[Data items]
++++++++++++++++++++

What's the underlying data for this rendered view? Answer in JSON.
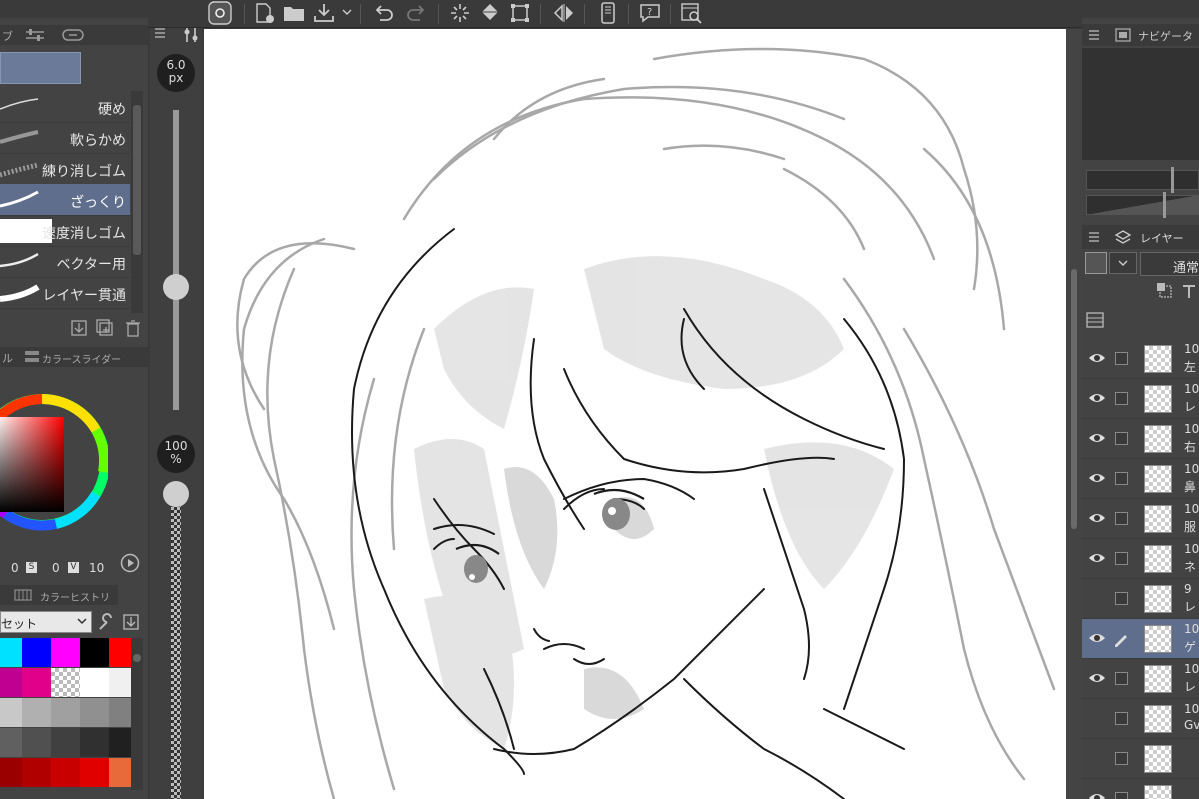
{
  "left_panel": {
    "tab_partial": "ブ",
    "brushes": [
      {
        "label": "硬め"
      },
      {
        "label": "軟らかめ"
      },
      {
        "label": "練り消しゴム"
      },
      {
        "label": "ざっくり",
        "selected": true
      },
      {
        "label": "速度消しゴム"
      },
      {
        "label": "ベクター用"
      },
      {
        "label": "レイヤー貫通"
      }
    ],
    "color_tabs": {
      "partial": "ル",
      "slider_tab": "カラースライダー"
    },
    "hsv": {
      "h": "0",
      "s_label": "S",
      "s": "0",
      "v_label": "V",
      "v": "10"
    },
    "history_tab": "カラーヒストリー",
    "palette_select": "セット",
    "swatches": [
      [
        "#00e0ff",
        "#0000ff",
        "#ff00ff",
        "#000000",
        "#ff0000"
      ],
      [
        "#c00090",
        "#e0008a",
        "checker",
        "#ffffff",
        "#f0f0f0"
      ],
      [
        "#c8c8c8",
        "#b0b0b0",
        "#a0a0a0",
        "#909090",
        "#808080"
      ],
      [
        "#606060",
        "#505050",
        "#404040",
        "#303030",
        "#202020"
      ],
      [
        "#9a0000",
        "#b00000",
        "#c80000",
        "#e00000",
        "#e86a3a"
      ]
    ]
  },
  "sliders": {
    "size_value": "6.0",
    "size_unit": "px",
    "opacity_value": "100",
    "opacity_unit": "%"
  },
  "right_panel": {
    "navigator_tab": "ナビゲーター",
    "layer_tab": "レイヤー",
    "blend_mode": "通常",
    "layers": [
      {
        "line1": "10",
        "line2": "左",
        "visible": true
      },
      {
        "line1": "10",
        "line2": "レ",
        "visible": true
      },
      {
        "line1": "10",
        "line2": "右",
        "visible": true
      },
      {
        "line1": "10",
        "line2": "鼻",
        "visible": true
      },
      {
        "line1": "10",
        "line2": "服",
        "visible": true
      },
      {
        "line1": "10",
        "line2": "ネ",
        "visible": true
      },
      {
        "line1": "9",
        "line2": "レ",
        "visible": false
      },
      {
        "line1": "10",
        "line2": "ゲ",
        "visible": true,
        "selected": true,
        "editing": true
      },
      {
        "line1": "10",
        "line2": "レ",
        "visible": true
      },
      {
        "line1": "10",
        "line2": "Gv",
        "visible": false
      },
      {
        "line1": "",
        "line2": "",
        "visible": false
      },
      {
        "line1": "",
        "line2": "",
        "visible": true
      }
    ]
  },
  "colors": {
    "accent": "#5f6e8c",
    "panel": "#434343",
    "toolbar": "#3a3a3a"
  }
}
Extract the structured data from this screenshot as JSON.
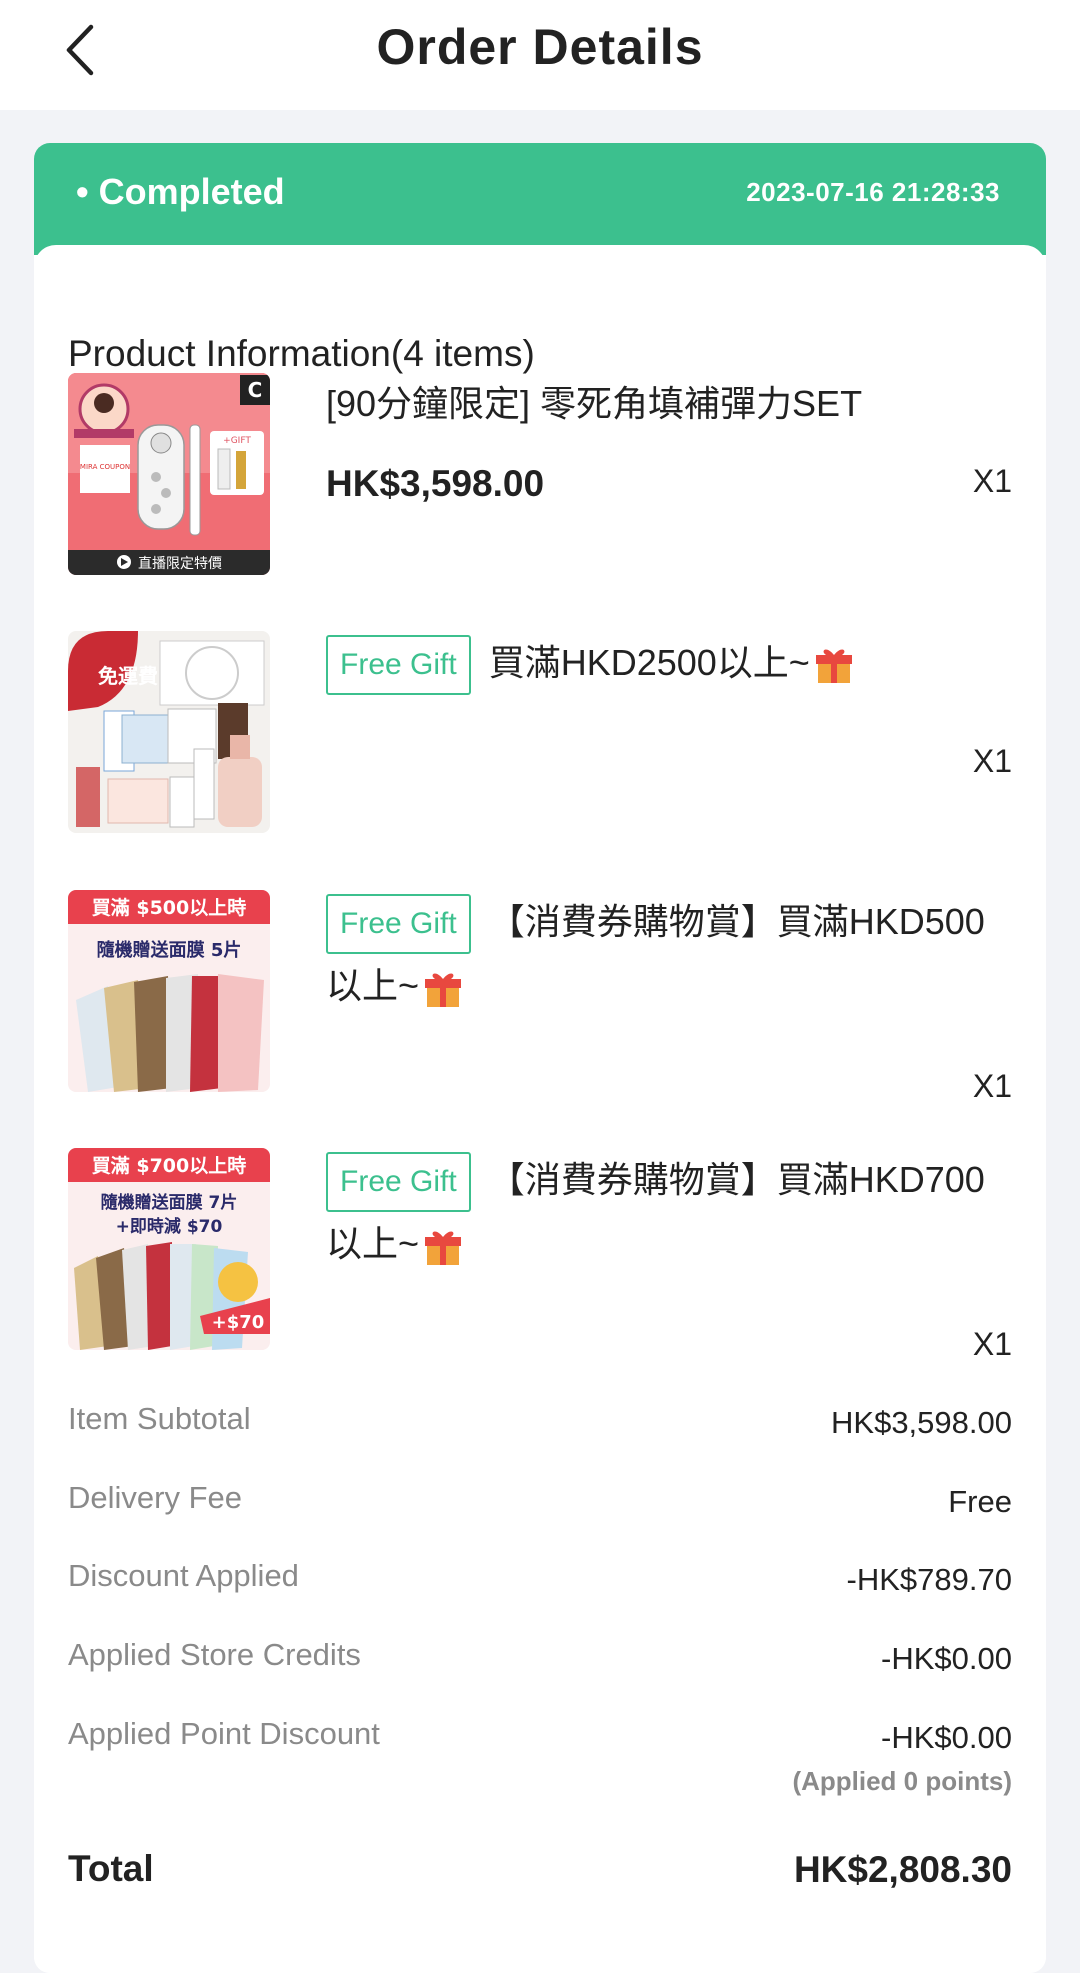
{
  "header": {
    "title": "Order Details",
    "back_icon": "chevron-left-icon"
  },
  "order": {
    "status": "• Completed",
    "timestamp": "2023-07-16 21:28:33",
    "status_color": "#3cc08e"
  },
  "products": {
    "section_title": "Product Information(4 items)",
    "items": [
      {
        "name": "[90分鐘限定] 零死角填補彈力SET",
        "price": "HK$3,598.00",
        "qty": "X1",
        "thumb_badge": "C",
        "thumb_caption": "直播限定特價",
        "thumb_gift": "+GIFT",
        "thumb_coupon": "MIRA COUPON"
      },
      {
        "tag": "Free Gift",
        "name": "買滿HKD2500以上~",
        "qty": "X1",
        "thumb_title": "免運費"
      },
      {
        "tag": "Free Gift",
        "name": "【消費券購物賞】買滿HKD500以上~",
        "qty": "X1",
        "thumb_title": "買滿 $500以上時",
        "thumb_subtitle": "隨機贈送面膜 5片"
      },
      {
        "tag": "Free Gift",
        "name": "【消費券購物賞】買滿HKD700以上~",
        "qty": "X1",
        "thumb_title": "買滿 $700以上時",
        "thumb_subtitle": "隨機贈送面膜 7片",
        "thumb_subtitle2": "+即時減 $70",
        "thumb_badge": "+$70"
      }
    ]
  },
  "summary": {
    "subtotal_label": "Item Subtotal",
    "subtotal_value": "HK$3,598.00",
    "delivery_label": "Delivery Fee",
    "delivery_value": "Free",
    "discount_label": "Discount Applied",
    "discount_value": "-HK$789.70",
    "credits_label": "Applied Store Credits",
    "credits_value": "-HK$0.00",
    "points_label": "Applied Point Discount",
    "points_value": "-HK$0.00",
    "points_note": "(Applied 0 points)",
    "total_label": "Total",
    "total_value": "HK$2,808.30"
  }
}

++++++++++++++++++++

## PROBLEM DETAILS
Transcribe all of the records above character for character. Exclude the pictures.

## ANSWER BELOW
What's the underlying data for this rendered view? Answer in JSON.
{
  "left_panel": {
    "tab_partial": "ブ",
    "brushes": [
      {
        "label": "硬め"
      },
      {
        "label": "軟らかめ"
      },
      {
        "label": "練り消しゴム"
      },
      {
        "label": "ざっくり",
        "selected": true
      },
      {
        "label": "速度消しゴム"
      },
      {
        "label": "ベクター用"
      },
      {
        "label": "レイヤー貫通"
      }
    ],
    "color_tabs": {
      "partial": "ル",
      "slider_tab": "カラースライダー"
    },
    "hsv": {
      "h": "0",
      "s_label": "S",
      "s": "0",
      "v_label": "V",
      "v": "10"
    },
    "history_tab": "カラーヒストリー",
    "palette_select": "セット",
    "swatches": [
      [
        "#00e0ff",
        "#0000ff",
        "#ff00ff",
        "#000000",
        "#ff0000"
      ],
      [
        "#c00090",
        "#e0008a",
        "checker",
        "#ffffff",
        "#f0f0f0"
      ],
      [
        "#c8c8c8",
        "#b0b0b0",
        "#a0a0a0",
        "#909090",
        "#808080"
      ],
      [
        "#606060",
        "#505050",
        "#404040",
        "#303030",
        "#202020"
      ],
      [
        "#9a0000",
        "#b00000",
        "#c80000",
        "#e00000",
        "#e86a3a"
      ]
    ]
  },
  "sliders": {
    "size_value": "6.0",
    "size_unit": "px",
    "opacity_value": "100",
    "opacity_unit": "%"
  },
  "right_panel": {
    "navigator_tab": "ナビゲーター",
    "layer_tab": "レイヤー",
    "blend_mode": "通常",
    "layers": [
      {
        "line1": "10",
        "line2": "左",
        "visible": true
      },
      {
        "line1": "10",
        "line2": "レ",
        "visible": true
      },
      {
        "line1": "10",
        "line2": "右",
        "visible": true
      },
      {
        "line1": "10",
        "line2": "鼻",
        "visible": true
      },
      {
        "line1": "10",
        "line2": "服",
        "visible": true
      },
      {
        "line1": "10",
        "line2": "ネ",
        "visible": true
      },
      {
        "line1": "9",
        "line2": "レ",
        "visible": false
      },
      {
        "line1": "10",
        "line2": "ゲ",
        "visible": true,
        "selected": true,
        "editing": true
      },
      {
        "line1": "10",
        "line2": "レ",
        "visible": true
      },
      {
        "line1": "10",
        "line2": "Gv",
        "visible": false
      },
      {
        "line1": "",
        "line2": "",
        "visible": false
      },
      {
        "line1": "",
        "line2": "",
        "visible": true
      }
    ]
  },
  "colors": {
    "accent": "#5f6e8c",
    "panel": "#434343",
    "toolbar": "#3a3a3a"
  }
}
Extract the structured data from this screenshot as JSON.
{
  "header": {
    "title": "Order Details",
    "back_icon": "chevron-left-icon"
  },
  "order": {
    "status": "• Completed",
    "timestamp": "2023-07-16 21:28:33",
    "status_color": "#3cc08e"
  },
  "products": {
    "section_title": "Product Information(4 items)",
    "items": [
      {
        "name": "[90分鐘限定] 零死角填補彈力SET",
        "price": "HK$3,598.00",
        "qty": "X1",
        "thumb_badge": "C",
        "thumb_caption": "直播限定特價",
        "thumb_gift": "+GIFT",
        "thumb_coupon": "MIRA COUPON"
      },
      {
        "tag": "Free Gift",
        "name": "買滿HKD2500以上~",
        "qty": "X1",
        "thumb_title": "免運費"
      },
      {
        "tag": "Free Gift",
        "name": "【消費券購物賞】買滿HKD500以上~",
        "qty": "X1",
        "thumb_title": "買滿 $500以上時",
        "thumb_subtitle": "隨機贈送面膜 5片"
      },
      {
        "tag": "Free Gift",
        "name": "【消費券購物賞】買滿HKD700以上~",
        "qty": "X1",
        "thumb_title": "買滿 $700以上時",
        "thumb_subtitle": "隨機贈送面膜 7片",
        "thumb_subtitle2": "+即時減 $70",
        "thumb_badge": "+$70"
      }
    ]
  },
  "summary": {
    "subtotal_label": "Item Subtotal",
    "subtotal_value": "HK$3,598.00",
    "delivery_label": "Delivery Fee",
    "delivery_value": "Free",
    "discount_label": "Discount Applied",
    "discount_value": "-HK$789.70",
    "credits_label": "Applied Store Credits",
    "credits_value": "-HK$0.00",
    "points_label": "Applied Point Discount",
    "points_value": "-HK$0.00",
    "points_note": "(Applied 0 points)",
    "total_label": "Total",
    "total_value": "HK$2,808.30"
  }
}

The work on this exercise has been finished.